» **SET TASK**: Pick out every line in the records that contains the string "建築裝飾" and copy each one.

☆ ☆ ☆ ☆

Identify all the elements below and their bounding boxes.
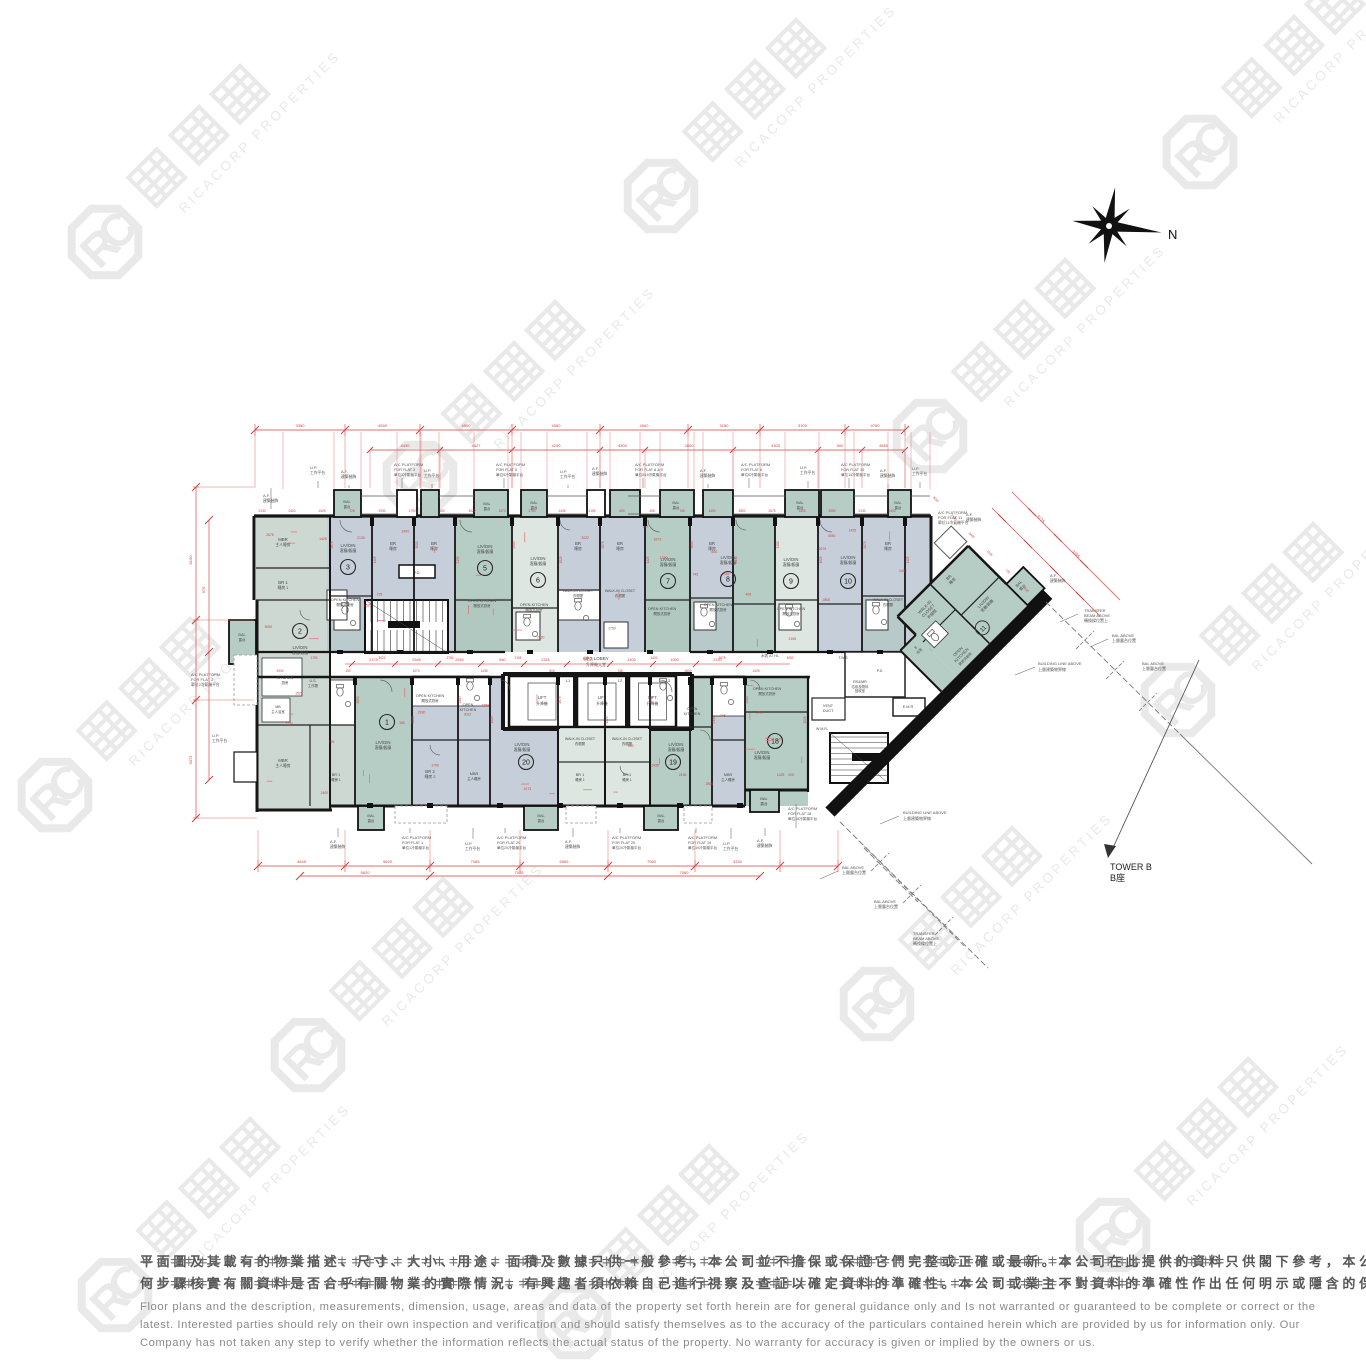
svg-text:Company has not taken any step: Company has not taken any step to verify… (140, 1337, 1095, 1349)
svg-text:2800: 2800 (685, 443, 695, 448)
svg-text:600: 600 (549, 669, 555, 673)
svg-text:A/C PLATFORM: A/C PLATFORM (612, 835, 641, 840)
svg-text:4550: 4550 (378, 423, 388, 428)
svg-text:建築裝飾: 建築裝飾 (880, 473, 895, 478)
svg-text:405: 405 (583, 656, 589, 660)
svg-text:W M.R.: W M.R. (816, 727, 828, 731)
svg-text:升降機: 升降機 (536, 701, 548, 706)
svg-text:2675: 2675 (266, 533, 274, 537)
svg-text:BAL: BAL (672, 501, 679, 505)
svg-text:3050: 3050 (415, 541, 419, 548)
svg-text:745: 745 (693, 572, 699, 576)
svg-text:2130: 2130 (286, 722, 294, 726)
svg-text:BAL: BAL (760, 796, 768, 801)
svg-text:TOWER B: TOWER B (1110, 862, 1152, 872)
svg-text:1525: 1525 (559, 556, 563, 563)
svg-text:5820: 5820 (361, 870, 371, 875)
svg-text:WALK-IN CLOSET: WALK-IN CLOSET (563, 589, 594, 593)
svg-text:A.F.: A.F. (880, 468, 887, 473)
svg-text:建築裝飾: 建築裝飾 (263, 498, 278, 503)
svg-text:上層露台位置: 上層露台位置 (1112, 637, 1136, 643)
svg-text:FOR FLAT 2: FOR FLAT 2 (191, 677, 214, 682)
svg-text:A.F.: A.F. (1050, 573, 1057, 578)
svg-text:4230: 4230 (552, 443, 562, 448)
svg-text:開放式廚房: 開放式廚房 (474, 603, 492, 608)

☆ ☆ ☆ ☆

» **THE SOLUTION**:
svg-text:建築裝飾: 建築裝飾 (880, 473, 895, 478)
svg-text:建築裝飾: 建築裝飾 (263, 498, 278, 503)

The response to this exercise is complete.